→ **CHALLENGE**:
Give the entries back exactly, dropping each image.
----------
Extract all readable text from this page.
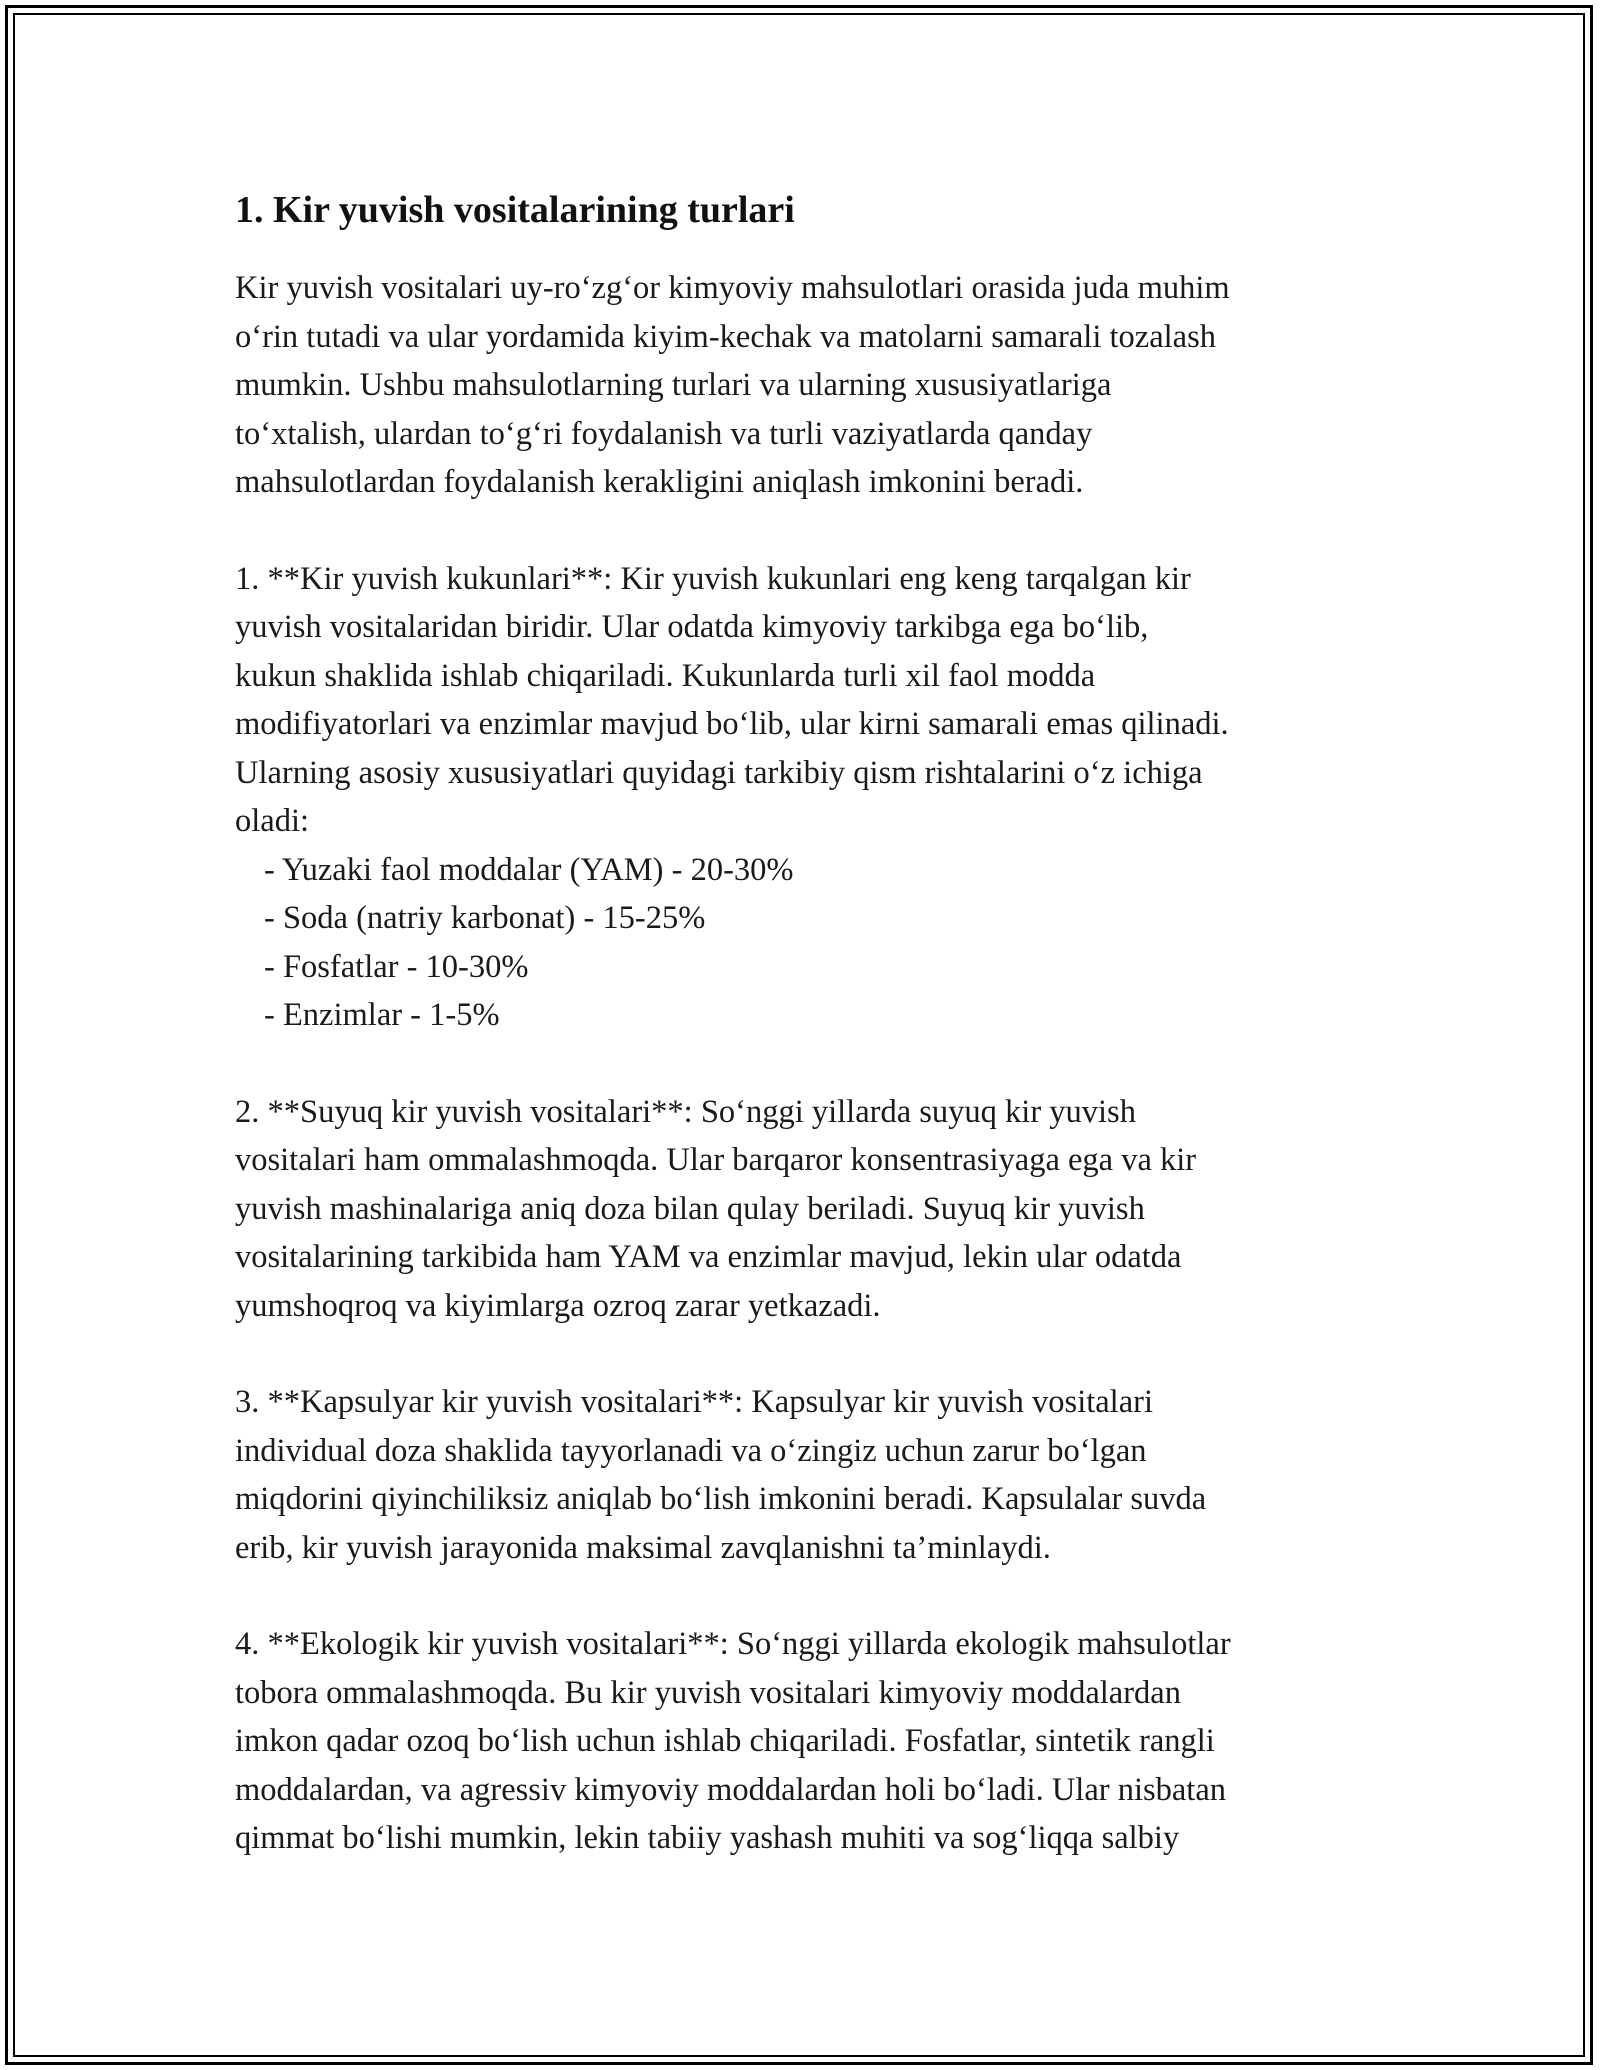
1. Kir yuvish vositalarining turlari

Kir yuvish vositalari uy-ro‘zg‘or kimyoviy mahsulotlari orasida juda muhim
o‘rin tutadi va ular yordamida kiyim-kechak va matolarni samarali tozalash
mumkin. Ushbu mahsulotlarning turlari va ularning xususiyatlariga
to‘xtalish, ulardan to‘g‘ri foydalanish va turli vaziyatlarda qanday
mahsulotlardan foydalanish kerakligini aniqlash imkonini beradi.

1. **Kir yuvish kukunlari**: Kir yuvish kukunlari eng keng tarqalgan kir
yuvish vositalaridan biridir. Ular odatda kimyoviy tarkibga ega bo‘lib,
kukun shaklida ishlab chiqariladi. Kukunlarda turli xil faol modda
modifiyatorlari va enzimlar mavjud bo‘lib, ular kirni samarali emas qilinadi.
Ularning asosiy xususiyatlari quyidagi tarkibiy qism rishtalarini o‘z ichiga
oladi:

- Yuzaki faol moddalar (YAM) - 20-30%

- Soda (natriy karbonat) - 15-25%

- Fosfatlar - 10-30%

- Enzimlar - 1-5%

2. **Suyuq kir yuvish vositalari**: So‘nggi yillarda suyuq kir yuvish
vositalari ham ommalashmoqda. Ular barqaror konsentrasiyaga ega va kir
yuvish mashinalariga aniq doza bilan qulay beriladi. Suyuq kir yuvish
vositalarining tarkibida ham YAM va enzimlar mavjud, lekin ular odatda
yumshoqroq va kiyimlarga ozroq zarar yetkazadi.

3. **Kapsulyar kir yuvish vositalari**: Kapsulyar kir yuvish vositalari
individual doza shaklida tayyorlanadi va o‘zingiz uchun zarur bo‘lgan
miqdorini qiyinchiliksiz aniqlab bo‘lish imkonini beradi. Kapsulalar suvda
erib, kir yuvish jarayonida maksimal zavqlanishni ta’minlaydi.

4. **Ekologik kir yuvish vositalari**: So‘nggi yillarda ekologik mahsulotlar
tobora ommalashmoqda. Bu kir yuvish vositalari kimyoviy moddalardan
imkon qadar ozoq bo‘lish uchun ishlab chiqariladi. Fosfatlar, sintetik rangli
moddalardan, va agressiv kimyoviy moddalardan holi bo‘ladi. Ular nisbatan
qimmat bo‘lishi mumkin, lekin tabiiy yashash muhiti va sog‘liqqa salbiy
----------
→ **RESPONSE TO THE EXERCISE**:
Extract all readable text from this page.
1. Kir yuvish vositalarining turlari

Kir yuvish vositalari uy-ro‘zg‘or kimyoviy mahsulotlari orasida juda muhim
o‘rin tutadi va ular yordamida kiyim-kechak va matolarni samarali tozalash
mumkin. Ushbu mahsulotlarning turlari va ularning xususiyatlariga
to‘xtalish, ulardan to‘g‘ri foydalanish va turli vaziyatlarda qanday
mahsulotlardan foydalanish kerakligini aniqlash imkonini beradi.

1. **Kir yuvish kukunlari**: Kir yuvish kukunlari eng keng tarqalgan kir
yuvish vositalaridan biridir. Ular odatda kimyoviy tarkibga ega bo‘lib,
kukun shaklida ishlab chiqariladi. Kukunlarda turli xil faol modda
modifiyatorlari va enzimlar mavjud bo‘lib, ular kirni samarali emas qilinadi.
Ularning asosiy xususiyatlari quyidagi tarkibiy qism rishtalarini o‘z ichiga
oladi:

- Yuzaki faol moddalar (YAM) - 20-30%

- Soda (natriy karbonat) - 15-25%

- Fosfatlar - 10-30%

- Enzimlar - 1-5%

2. **Suyuq kir yuvish vositalari**: So‘nggi yillarda suyuq kir yuvish
vositalari ham ommalashmoqda. Ular barqaror konsentrasiyaga ega va kir
yuvish mashinalariga aniq doza bilan qulay beriladi. Suyuq kir yuvish
vositalarining tarkibida ham YAM va enzimlar mavjud, lekin ular odatda
yumshoqroq va kiyimlarga ozroq zarar yetkazadi.

3. **Kapsulyar kir yuvish vositalari**: Kapsulyar kir yuvish vositalari
individual doza shaklida tayyorlanadi va o‘zingiz uchun zarur bo‘lgan
miqdorini qiyinchiliksiz aniqlab bo‘lish imkonini beradi. Kapsulalar suvda
erib, kir yuvish jarayonida maksimal zavqlanishni ta’minlaydi.

4. **Ekologik kir yuvish vositalari**: So‘nggi yillarda ekologik mahsulotlar
tobora ommalashmoqda. Bu kir yuvish vositalari kimyoviy moddalardan
imkon qadar ozoq bo‘lish uchun ishlab chiqariladi. Fosfatlar, sintetik rangli
moddalardan, va agressiv kimyoviy moddalardan holi bo‘ladi. Ular nisbatan
qimmat bo‘lishi mumkin, lekin tabiiy yashash muhiti va sog‘liqqa salbiy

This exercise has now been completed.